● WHAT YOU SHOULD DO
Render the following material again verbatim, leaving nothing out.

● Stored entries
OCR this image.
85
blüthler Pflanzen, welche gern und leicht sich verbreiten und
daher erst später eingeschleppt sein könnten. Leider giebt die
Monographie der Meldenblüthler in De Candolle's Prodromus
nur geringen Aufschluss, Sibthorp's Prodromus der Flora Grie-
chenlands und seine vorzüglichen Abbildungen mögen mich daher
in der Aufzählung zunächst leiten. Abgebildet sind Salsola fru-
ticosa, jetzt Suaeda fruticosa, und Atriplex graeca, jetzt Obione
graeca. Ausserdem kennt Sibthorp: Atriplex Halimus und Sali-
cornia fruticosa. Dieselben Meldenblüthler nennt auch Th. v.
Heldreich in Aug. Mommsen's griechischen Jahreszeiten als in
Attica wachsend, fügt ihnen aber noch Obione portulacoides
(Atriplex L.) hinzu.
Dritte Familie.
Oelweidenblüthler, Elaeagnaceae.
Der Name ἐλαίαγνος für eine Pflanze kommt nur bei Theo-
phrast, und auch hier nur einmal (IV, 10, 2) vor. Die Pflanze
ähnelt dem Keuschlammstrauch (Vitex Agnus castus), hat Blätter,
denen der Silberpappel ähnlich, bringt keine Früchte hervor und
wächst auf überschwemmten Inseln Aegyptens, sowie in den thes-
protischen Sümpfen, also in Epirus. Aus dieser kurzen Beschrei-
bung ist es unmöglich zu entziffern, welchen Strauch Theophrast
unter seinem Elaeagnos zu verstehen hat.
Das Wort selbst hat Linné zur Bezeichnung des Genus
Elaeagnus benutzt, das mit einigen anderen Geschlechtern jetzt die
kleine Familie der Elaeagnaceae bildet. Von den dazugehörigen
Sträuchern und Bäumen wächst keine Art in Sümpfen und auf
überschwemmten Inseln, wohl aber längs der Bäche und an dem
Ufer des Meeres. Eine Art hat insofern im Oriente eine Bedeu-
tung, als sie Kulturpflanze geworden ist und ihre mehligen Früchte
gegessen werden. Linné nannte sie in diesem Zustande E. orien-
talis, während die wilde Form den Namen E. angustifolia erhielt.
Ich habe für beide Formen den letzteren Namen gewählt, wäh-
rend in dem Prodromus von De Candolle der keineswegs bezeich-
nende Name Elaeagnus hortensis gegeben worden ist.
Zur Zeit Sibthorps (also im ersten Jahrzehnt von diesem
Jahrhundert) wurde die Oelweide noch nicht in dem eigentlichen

● FINAL ANSWER
OCR this image.
85
blüthler Pflanzen, welche gern und leicht sich verbreiten und
daher erst später eingeschleppt sein könnten. Leider giebt die
Monographie der Meldenblüthler in De Candolle's Prodromus
nur geringen Aufschluss, Sibthorp's Prodromus der Flora Grie-
chenlands und seine vorzüglichen Abbildungen mögen mich daher
in der Aufzählung zunächst leiten. Abgebildet sind Salsola fru-
ticosa, jetzt Suaeda fruticosa, und Atriplex graeca, jetzt Obione
graeca. Ausserdem kennt Sibthorp: Atriplex Halimus und Sali-
cornia fruticosa. Dieselben Meldenblüthler nennt auch Th. v.
Heldreich in Aug. Mommsen's griechischen Jahreszeiten als in
Attica wachsend, fügt ihnen aber noch Obione portulacoides
(Atriplex L.) hinzu.
Dritte Familie.
Oelweidenblüthler, Elaeagnaceae.
Der Name ἐλαίαγνος für eine Pflanze kommt nur bei Theo-
phrast, und auch hier nur einmal (IV, 10, 2) vor. Die Pflanze
ähnelt dem Keuschlammstrauch (Vitex Agnus castus), hat Blätter,
denen der Silberpappel ähnlich, bringt keine Früchte hervor und
wächst auf überschwemmten Inseln Aegyptens, sowie in den thes-
protischen Sümpfen, also in Epirus. Aus dieser kurzen Beschrei-
bung ist es unmöglich zu entziffern, welchen Strauch Theophrast
unter seinem Elaeagnos zu verstehen hat.
Das Wort selbst hat Linné zur Bezeichnung des Genus
Elaeagnus benutzt, das mit einigen anderen Geschlechtern jetzt die
kleine Familie der Elaeagnaceae bildet. Von den dazugehörigen
Sträuchern und Bäumen wächst keine Art in Sümpfen und auf
überschwemmten Inseln, wohl aber längs der Bäche und an dem
Ufer des Meeres. Eine Art hat insofern im Oriente eine Bedeu-
tung, als sie Kulturpflanze geworden ist und ihre mehligen Früchte
gegessen werden. Linné nannte sie in diesem Zustande E. orien-
talis, während die wilde Form den Namen E. angustifolia erhielt.
Ich habe für beide Formen den letzteren Namen gewählt, wäh-
rend in dem Prodromus von De Candolle der keineswegs bezeich-
nende Name Elaeagnus hortensis gegeben worden ist.
Zur Zeit Sibthorps (also im ersten Jahrzehnt von diesem
Jahrhundert) wurde die Oelweide noch nicht in dem eigentlichen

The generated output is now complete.